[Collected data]
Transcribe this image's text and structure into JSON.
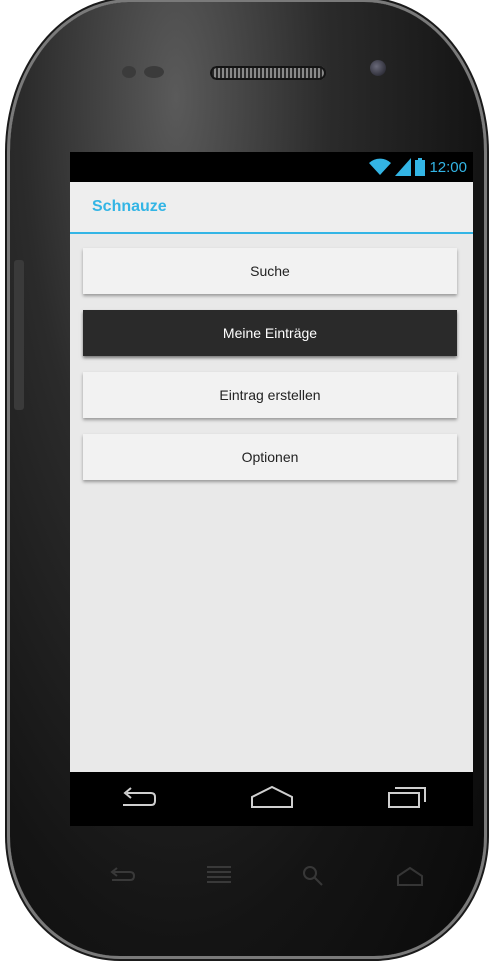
{
  "status_bar": {
    "time": "12:00",
    "icons": [
      "wifi-icon",
      "signal-icon",
      "battery-icon"
    ],
    "icon_color": "#33b5e5"
  },
  "action_bar": {
    "title": "Schnauze",
    "accent_color": "#33b5e5"
  },
  "menu": {
    "items": [
      {
        "label": "Suche",
        "selected": false
      },
      {
        "label": "Meine Einträge",
        "selected": true
      },
      {
        "label": "Eintrag erstellen",
        "selected": false
      },
      {
        "label": "Optionen",
        "selected": false
      }
    ]
  },
  "nav_bar": {
    "buttons": [
      "back-icon",
      "home-icon",
      "recent-apps-icon"
    ]
  },
  "hardware_keys": [
    "back-icon",
    "menu-icon",
    "search-icon",
    "home-icon"
  ]
}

**PROBLEM TO SOLVE:**
Extract all the entries word for word; omit any pictures.

**SOLUTION FOR THIS TASK:**
Transcribe this image's text and structure into JSON.
{
  "status_bar": {
    "time": "12:00",
    "icons": [
      "wifi-icon",
      "signal-icon",
      "battery-icon"
    ],
    "icon_color": "#33b5e5"
  },
  "action_bar": {
    "title": "Schnauze",
    "accent_color": "#33b5e5"
  },
  "menu": {
    "items": [
      {
        "label": "Suche",
        "selected": false
      },
      {
        "label": "Meine Einträge",
        "selected": true
      },
      {
        "label": "Eintrag erstellen",
        "selected": false
      },
      {
        "label": "Optionen",
        "selected": false
      }
    ]
  },
  "nav_bar": {
    "buttons": [
      "back-icon",
      "home-icon",
      "recent-apps-icon"
    ]
  },
  "hardware_keys": [
    "back-icon",
    "menu-icon",
    "search-icon",
    "home-icon"
  ]
}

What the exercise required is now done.